→ STATED GOAL: Find the lines that contain the word "time" and copy each one.
⟨
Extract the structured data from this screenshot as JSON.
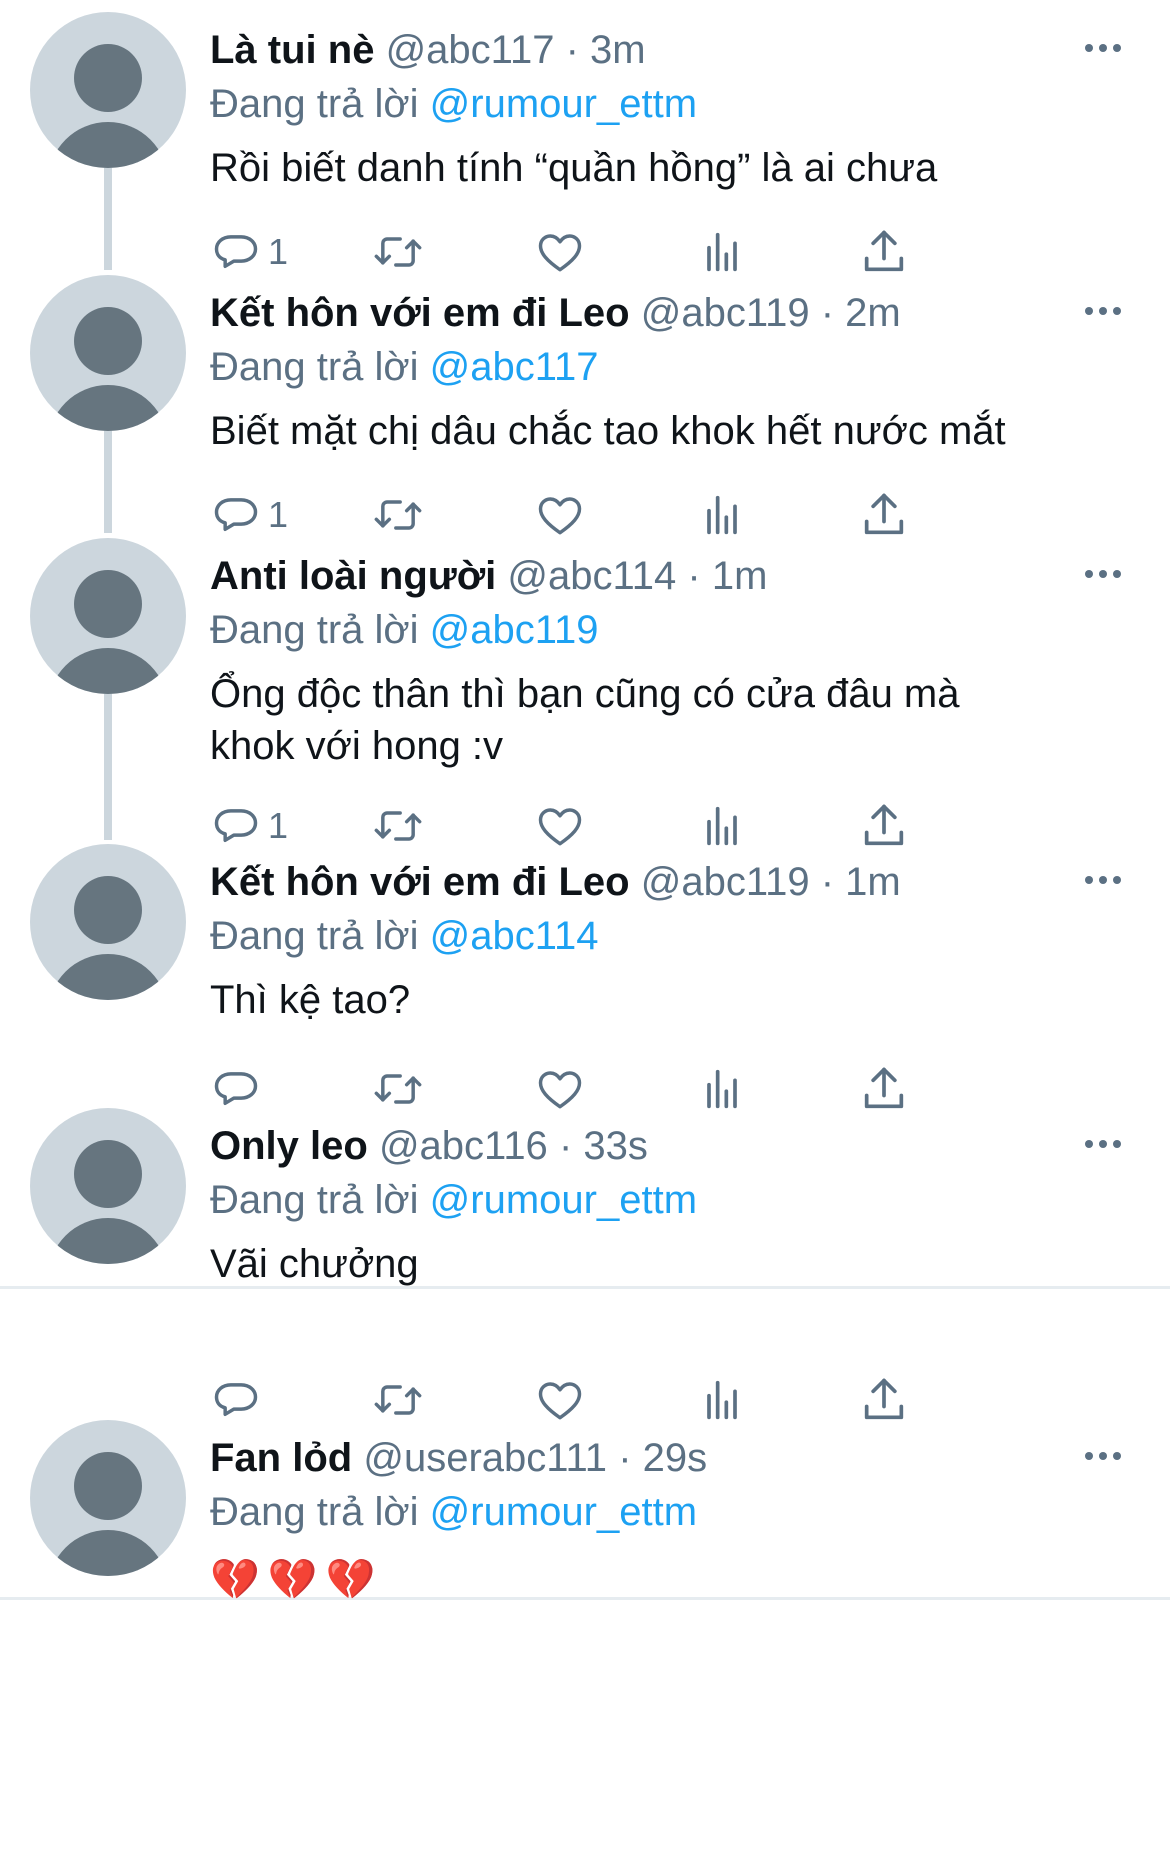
{
  "reply_prefix": "Đang trả lời",
  "tweets": [
    {
      "name": "Là tui nè",
      "handle": "@abc117",
      "separator": "·",
      "time": "3m",
      "reply_to": "@rumour_ettm",
      "text": "Rồi biết danh tính “quần hồng” là ai chưa",
      "reply_count": "1"
    },
    {
      "name": "Kết hôn với em đi Leo",
      "handle": "@abc119",
      "separator": "·",
      "time": "2m",
      "reply_to": "@abc117",
      "text": "Biết mặt chị dâu chắc tao khok hết nước mắt",
      "reply_count": "1"
    },
    {
      "name": "Anti loài người",
      "handle": "@abc114",
      "separator": "·",
      "time": "1m",
      "reply_to": "@abc119",
      "text": "Ổng độc thân thì bạn cũng có cửa đâu mà khok với hong :v",
      "reply_count": "1"
    },
    {
      "name": "Kết hôn với em đi Leo",
      "handle": "@abc119",
      "separator": "·",
      "time": "1m",
      "reply_to": "@abc114",
      "text": "Thì kệ tao?",
      "reply_count": ""
    },
    {
      "name": "Only leo",
      "handle": "@abc116",
      "separator": "·",
      "time": "33s",
      "reply_to": "@rumour_ettm",
      "text": "Vãi chưởng",
      "reply_count": ""
    },
    {
      "name": "Fan lỏd",
      "handle": "@userabc111",
      "separator": "·",
      "time": "29s",
      "reply_to": "@rumour_ettm",
      "text": "💔💔💔",
      "reply_count": ""
    }
  ],
  "icons": [
    "reply-icon",
    "retweet-icon",
    "like-icon",
    "analytics-icon",
    "share-icon",
    "more-icon"
  ],
  "colors": {
    "link": "#1da1f2",
    "secondary": "#5b7083",
    "avatar_bg": "#ccd6dd",
    "avatar_fg": "#66757f",
    "separator": "#e6ecf0"
  }
}
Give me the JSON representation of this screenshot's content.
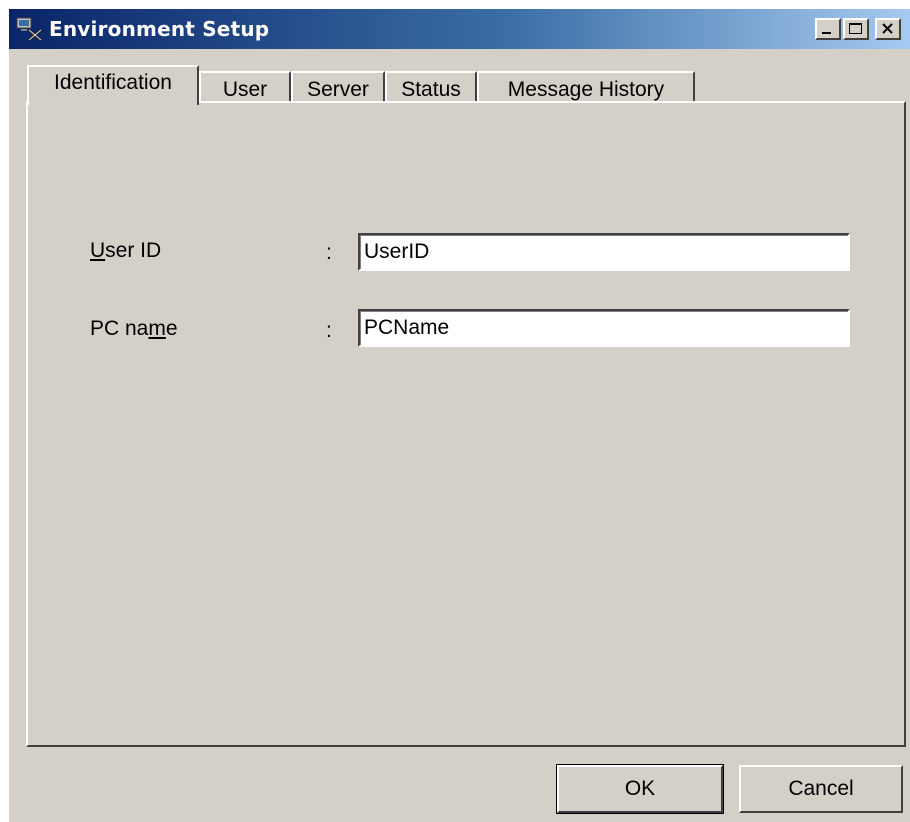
{
  "window": {
    "title": "Environment Setup",
    "icon": "environment-setup-icon",
    "controls": [
      "minimize-icon",
      "maximize-icon",
      "close-icon"
    ]
  },
  "tabs": [
    {
      "label": "Identification",
      "active": true
    },
    {
      "label": "User",
      "active": false
    },
    {
      "label": "Server",
      "active": false
    },
    {
      "label": "Status",
      "active": false
    },
    {
      "label": "Message History",
      "active": false
    }
  ],
  "identification": {
    "user_id": {
      "label_mnemonic": "U",
      "label_rest": "ser ID",
      "separator": ":",
      "value": "UserID"
    },
    "pc_name": {
      "label_pre": "PC na",
      "label_mnemonic": "m",
      "label_rest": "e",
      "separator": ":",
      "value": "PCName"
    }
  },
  "buttons": {
    "ok": "OK",
    "cancel": "Cancel"
  },
  "colors": {
    "face": "#d4d0c8",
    "title_start": "#0a246a",
    "title_end": "#a6caf0"
  }
}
⟩
→ EXERCISE RESPONSE:
      "time": "3m",
      "time": "2m",
      "time": "1m",
      "time": "1m",
      "time": "33s",
      "time": "29s",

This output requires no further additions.